## EXERCISE TASK
Look through the listing and locate every line containing the word "color"; copy those lines.

□ □ □ □

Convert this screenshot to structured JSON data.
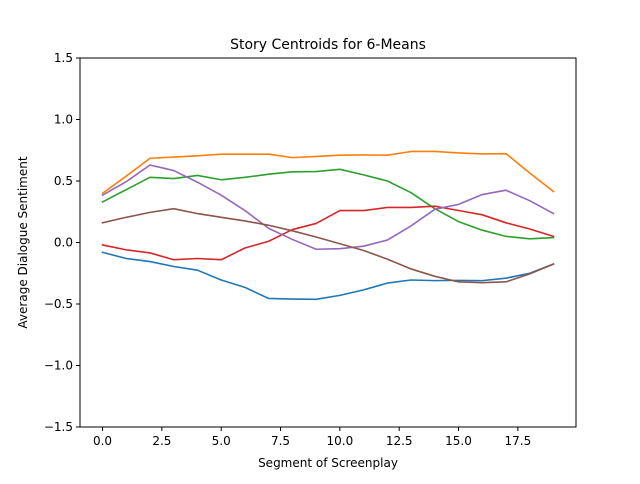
{
  "chart_data": {
    "type": "line",
    "title": "Story Centroids for 6-Means",
    "xlabel": "Segment of Screenplay",
    "ylabel": "Average Dialogue Sentiment",
    "xlim": [
      -0.95,
      19.95
    ],
    "ylim": [
      -1.5,
      1.5
    ],
    "xticks": [
      0,
      2.5,
      5,
      7.5,
      10,
      12.5,
      15,
      17.5
    ],
    "xtick_labels": [
      "0.0",
      "2.5",
      "5.0",
      "7.5",
      "10.0",
      "12.5",
      "15.0",
      "17.5"
    ],
    "yticks": [
      -1.5,
      -1.0,
      -0.5,
      0.0,
      0.5,
      1.0,
      1.5
    ],
    "ytick_labels": [
      "−1.5",
      "−1.0",
      "−0.5",
      "0.0",
      "0.5",
      "1.0",
      "1.5"
    ],
    "grid": false,
    "x": [
      0,
      1,
      2,
      3,
      4,
      5,
      6,
      7,
      8,
      9,
      10,
      11,
      12,
      13,
      14,
      15,
      16,
      17,
      18,
      19
    ],
    "series": [
      {
        "color": "#1f77b4",
        "values": [
          -0.08,
          -0.13,
          -0.155,
          -0.195,
          -0.225,
          -0.305,
          -0.365,
          -0.455,
          -0.46,
          -0.462,
          -0.43,
          -0.385,
          -0.33,
          -0.305,
          -0.31,
          -0.308,
          -0.31,
          -0.29,
          -0.25,
          -0.175
        ]
      },
      {
        "color": "#ff7f0e",
        "values": [
          0.4,
          0.54,
          0.685,
          0.695,
          0.705,
          0.718,
          0.718,
          0.718,
          0.69,
          0.7,
          0.71,
          0.712,
          0.71,
          0.74,
          0.74,
          0.728,
          0.72,
          0.722,
          0.565,
          0.415
        ]
      },
      {
        "color": "#2ca02c",
        "values": [
          0.33,
          0.43,
          0.53,
          0.52,
          0.545,
          0.51,
          0.53,
          0.555,
          0.575,
          0.577,
          0.595,
          0.55,
          0.5,
          0.405,
          0.275,
          0.17,
          0.1,
          0.05,
          0.03,
          0.04
        ]
      },
      {
        "color": "#d62728",
        "values": [
          -0.02,
          -0.06,
          -0.085,
          -0.14,
          -0.13,
          -0.14,
          -0.045,
          0.01,
          0.105,
          0.155,
          0.26,
          0.26,
          0.285,
          0.285,
          0.295,
          0.26,
          0.225,
          0.16,
          0.11,
          0.05
        ]
      },
      {
        "color": "#9467bd",
        "values": [
          0.385,
          0.495,
          0.63,
          0.585,
          0.49,
          0.385,
          0.26,
          0.115,
          0.025,
          -0.055,
          -0.05,
          -0.03,
          0.02,
          0.135,
          0.27,
          0.31,
          0.39,
          0.425,
          0.34,
          0.235
        ]
      },
      {
        "color": "#8c564b",
        "values": [
          0.16,
          0.205,
          0.245,
          0.275,
          0.235,
          0.205,
          0.175,
          0.14,
          0.095,
          0.045,
          -0.01,
          -0.065,
          -0.135,
          -0.215,
          -0.275,
          -0.32,
          -0.327,
          -0.32,
          -0.255,
          -0.175
        ]
      }
    ]
  }
}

□ □ □ □

## WRITTEN ANSWER
        "color": "#1f77b4",
        "color": "#ff7f0e",
        "color": "#2ca02c",
        "color": "#d62728",
        "color": "#9467bd",
        "color": "#8c564b",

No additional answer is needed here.